● **Aim of the task**
Transcribe the records below exactly, leaving out any pictures.

● **Excerpted records**
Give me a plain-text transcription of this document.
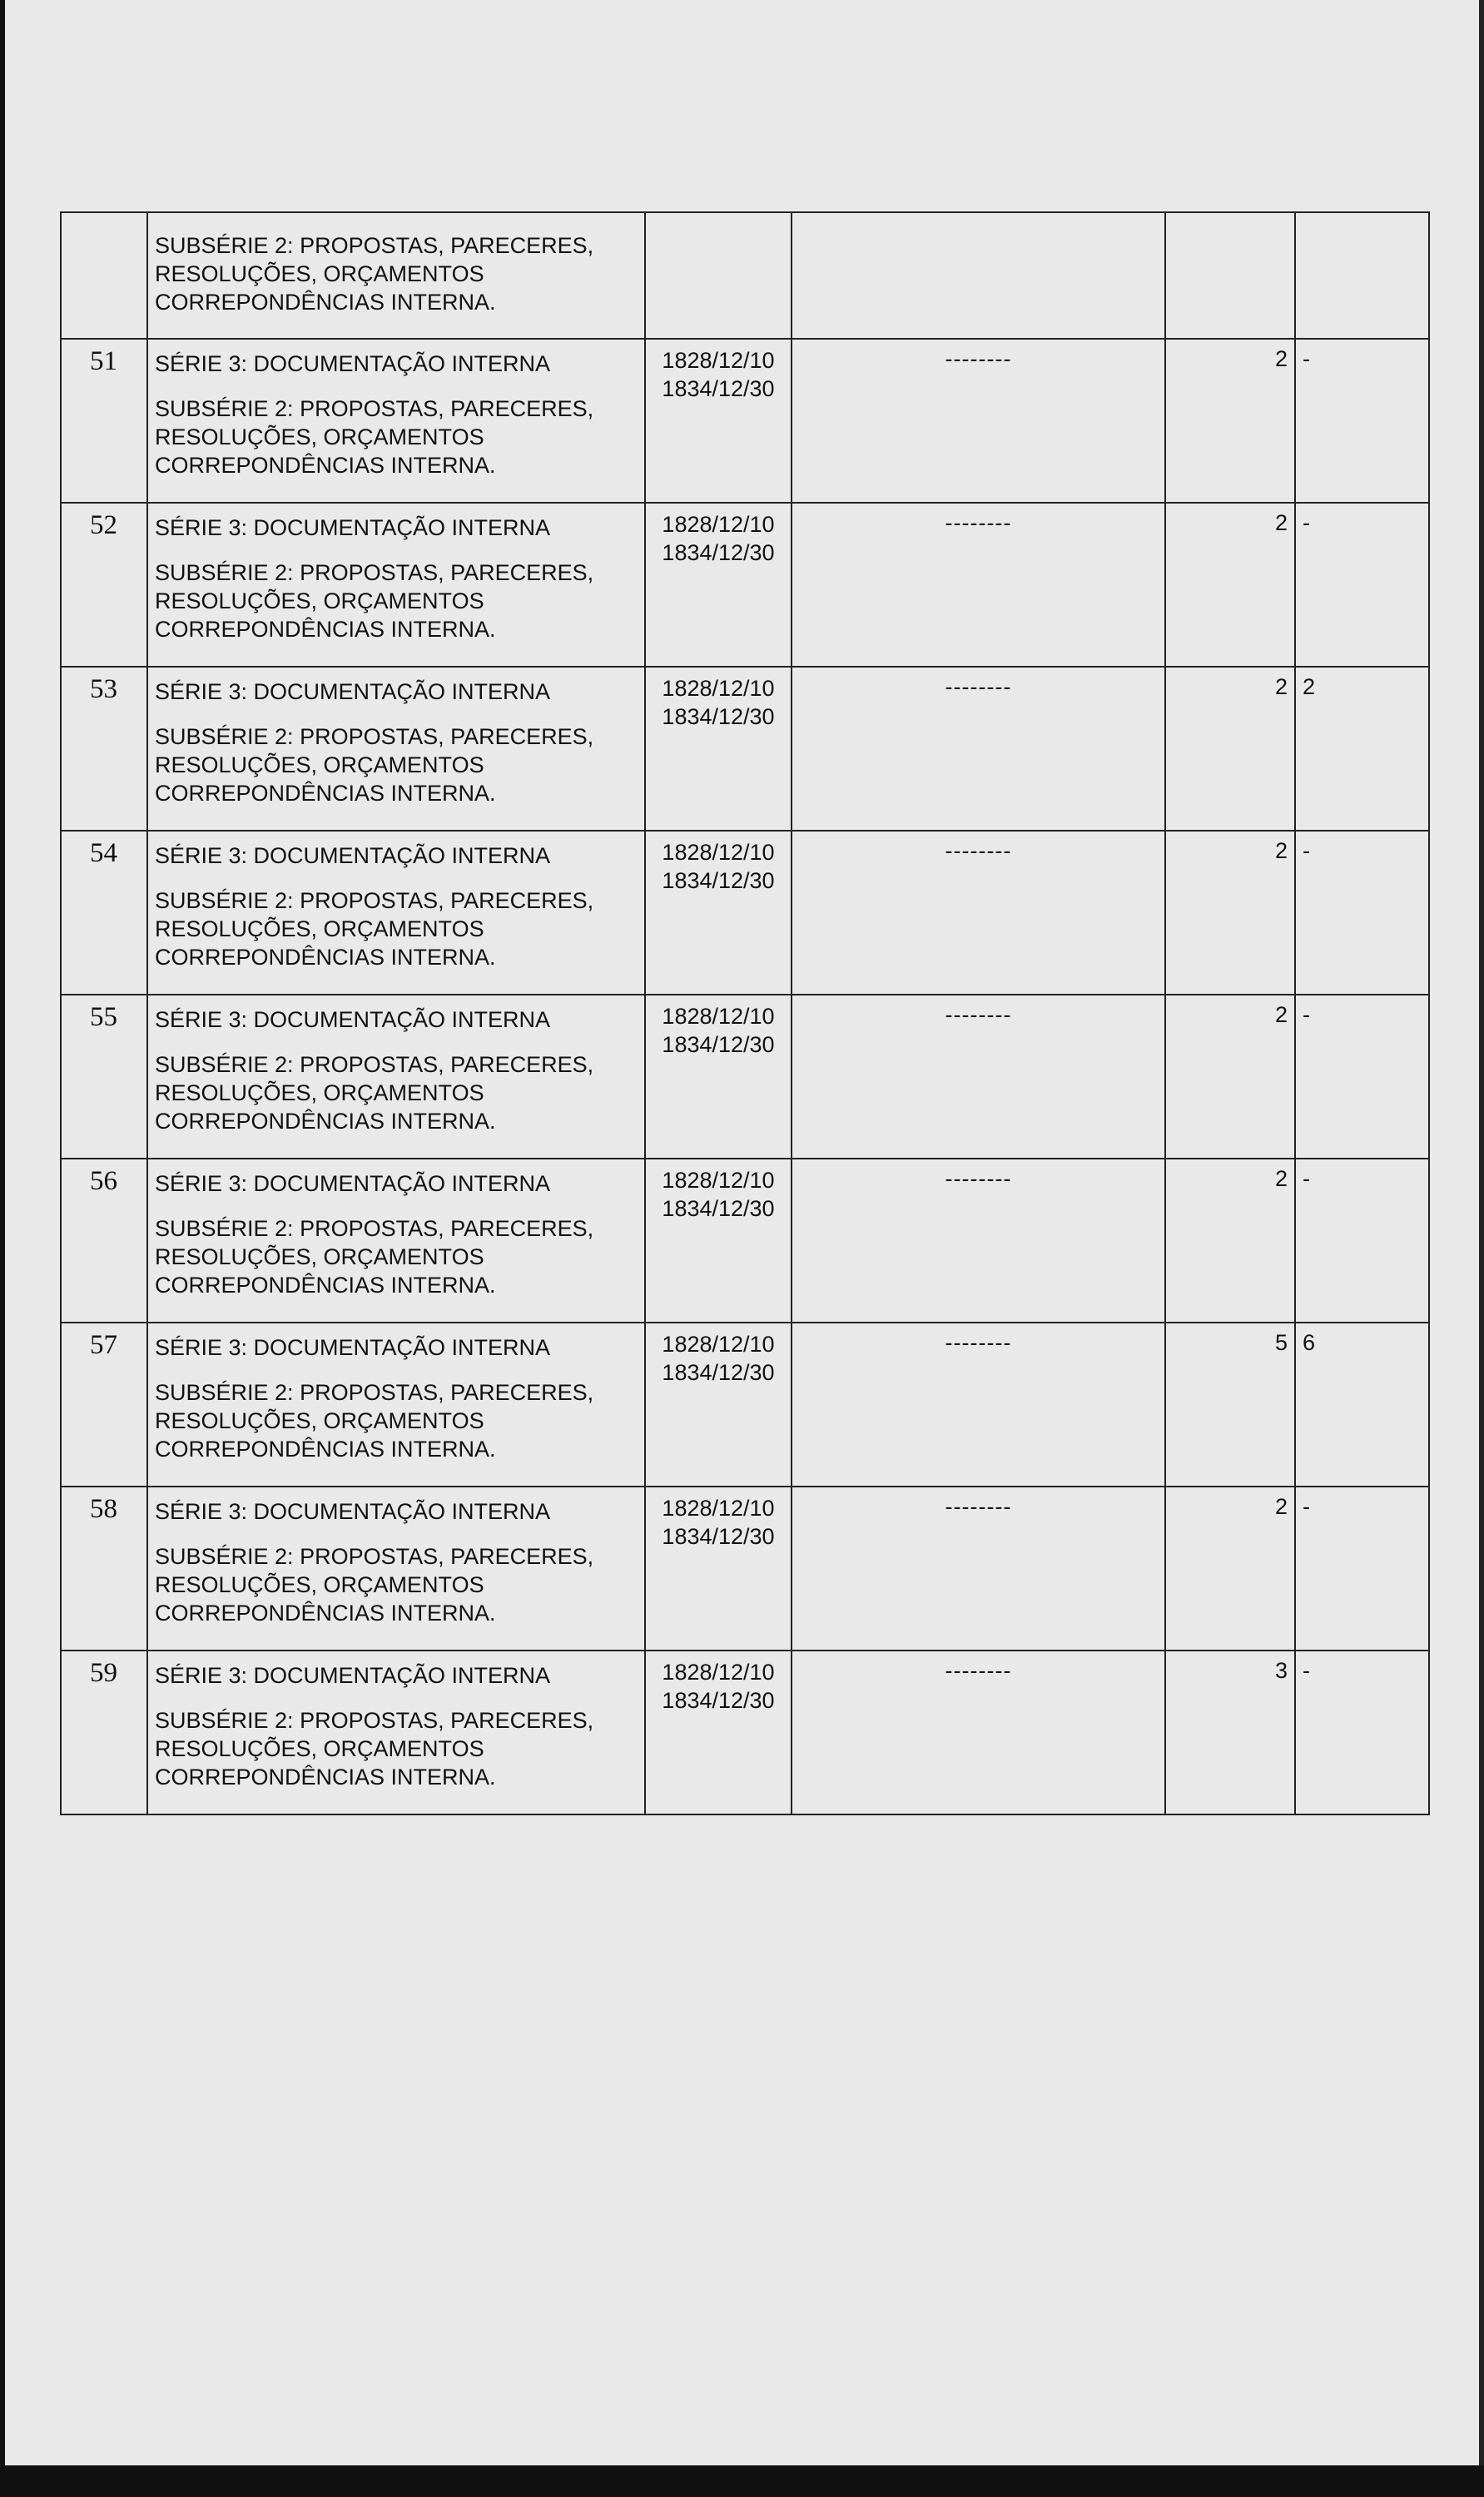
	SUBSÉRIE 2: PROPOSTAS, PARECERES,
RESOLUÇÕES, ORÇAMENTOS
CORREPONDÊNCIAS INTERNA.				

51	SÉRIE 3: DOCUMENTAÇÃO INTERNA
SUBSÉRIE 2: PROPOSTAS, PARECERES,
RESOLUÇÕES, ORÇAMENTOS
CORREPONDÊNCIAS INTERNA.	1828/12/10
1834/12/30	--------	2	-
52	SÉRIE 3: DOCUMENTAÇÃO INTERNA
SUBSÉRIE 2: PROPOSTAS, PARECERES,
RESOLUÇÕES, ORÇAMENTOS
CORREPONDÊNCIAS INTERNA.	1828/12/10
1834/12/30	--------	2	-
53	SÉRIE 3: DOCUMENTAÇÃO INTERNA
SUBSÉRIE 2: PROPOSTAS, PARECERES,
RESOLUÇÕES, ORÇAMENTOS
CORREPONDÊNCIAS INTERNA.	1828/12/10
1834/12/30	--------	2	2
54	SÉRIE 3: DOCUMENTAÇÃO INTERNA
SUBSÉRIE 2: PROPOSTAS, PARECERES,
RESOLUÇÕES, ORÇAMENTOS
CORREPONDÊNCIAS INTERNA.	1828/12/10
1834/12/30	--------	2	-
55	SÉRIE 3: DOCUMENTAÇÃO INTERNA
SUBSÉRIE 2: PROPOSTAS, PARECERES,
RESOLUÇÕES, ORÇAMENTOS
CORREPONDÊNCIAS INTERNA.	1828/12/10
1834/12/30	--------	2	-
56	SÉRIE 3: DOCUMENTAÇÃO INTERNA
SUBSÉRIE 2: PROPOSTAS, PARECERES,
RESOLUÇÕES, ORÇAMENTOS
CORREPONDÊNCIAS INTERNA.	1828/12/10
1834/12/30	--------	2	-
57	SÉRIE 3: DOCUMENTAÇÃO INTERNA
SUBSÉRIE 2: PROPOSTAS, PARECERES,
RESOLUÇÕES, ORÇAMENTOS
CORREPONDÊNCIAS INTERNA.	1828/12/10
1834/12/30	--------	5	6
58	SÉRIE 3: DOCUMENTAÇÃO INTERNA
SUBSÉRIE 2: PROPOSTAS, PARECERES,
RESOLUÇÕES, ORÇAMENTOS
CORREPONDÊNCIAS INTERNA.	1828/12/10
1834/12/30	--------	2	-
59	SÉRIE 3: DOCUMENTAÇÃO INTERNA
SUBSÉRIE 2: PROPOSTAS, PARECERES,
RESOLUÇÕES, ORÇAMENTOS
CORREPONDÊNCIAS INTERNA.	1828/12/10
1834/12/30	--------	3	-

● **Final result**
Give me a plain-text transcription of this document.
	SUBSÉRIE 2: PROPOSTAS, PARECERES,
RESOLUÇÕES, ORÇAMENTOS
CORREPONDÊNCIAS INTERNA.				

51	SÉRIE 3: DOCUMENTAÇÃO INTERNA
SUBSÉRIE 2: PROPOSTAS, PARECERES,
RESOLUÇÕES, ORÇAMENTOS
CORREPONDÊNCIAS INTERNA.	1828/12/10
1834/12/30	--------	2	-
52	SÉRIE 3: DOCUMENTAÇÃO INTERNA
SUBSÉRIE 2: PROPOSTAS, PARECERES,
RESOLUÇÕES, ORÇAMENTOS
CORREPONDÊNCIAS INTERNA.	1828/12/10
1834/12/30	--------	2	-
53	SÉRIE 3: DOCUMENTAÇÃO INTERNA
SUBSÉRIE 2: PROPOSTAS, PARECERES,
RESOLUÇÕES, ORÇAMENTOS
CORREPONDÊNCIAS INTERNA.	1828/12/10
1834/12/30	--------	2	2
54	SÉRIE 3: DOCUMENTAÇÃO INTERNA
SUBSÉRIE 2: PROPOSTAS, PARECERES,
RESOLUÇÕES, ORÇAMENTOS
CORREPONDÊNCIAS INTERNA.	1828/12/10
1834/12/30	--------	2	-
55	SÉRIE 3: DOCUMENTAÇÃO INTERNA
SUBSÉRIE 2: PROPOSTAS, PARECERES,
RESOLUÇÕES, ORÇAMENTOS
CORREPONDÊNCIAS INTERNA.	1828/12/10
1834/12/30	--------	2	-
56	SÉRIE 3: DOCUMENTAÇÃO INTERNA
SUBSÉRIE 2: PROPOSTAS, PARECERES,
RESOLUÇÕES, ORÇAMENTOS
CORREPONDÊNCIAS INTERNA.	1828/12/10
1834/12/30	--------	2	-
57	SÉRIE 3: DOCUMENTAÇÃO INTERNA
SUBSÉRIE 2: PROPOSTAS, PARECERES,
RESOLUÇÕES, ORÇAMENTOS
CORREPONDÊNCIAS INTERNA.	1828/12/10
1834/12/30	--------	5	6
58	SÉRIE 3: DOCUMENTAÇÃO INTERNA
SUBSÉRIE 2: PROPOSTAS, PARECERES,
RESOLUÇÕES, ORÇAMENTOS
CORREPONDÊNCIAS INTERNA.	1828/12/10
1834/12/30	--------	2	-
59	SÉRIE 3: DOCUMENTAÇÃO INTERNA
SUBSÉRIE 2: PROPOSTAS, PARECERES,
RESOLUÇÕES, ORÇAMENTOS
CORREPONDÊNCIAS INTERNA.	1828/12/10
1834/12/30	--------	3	-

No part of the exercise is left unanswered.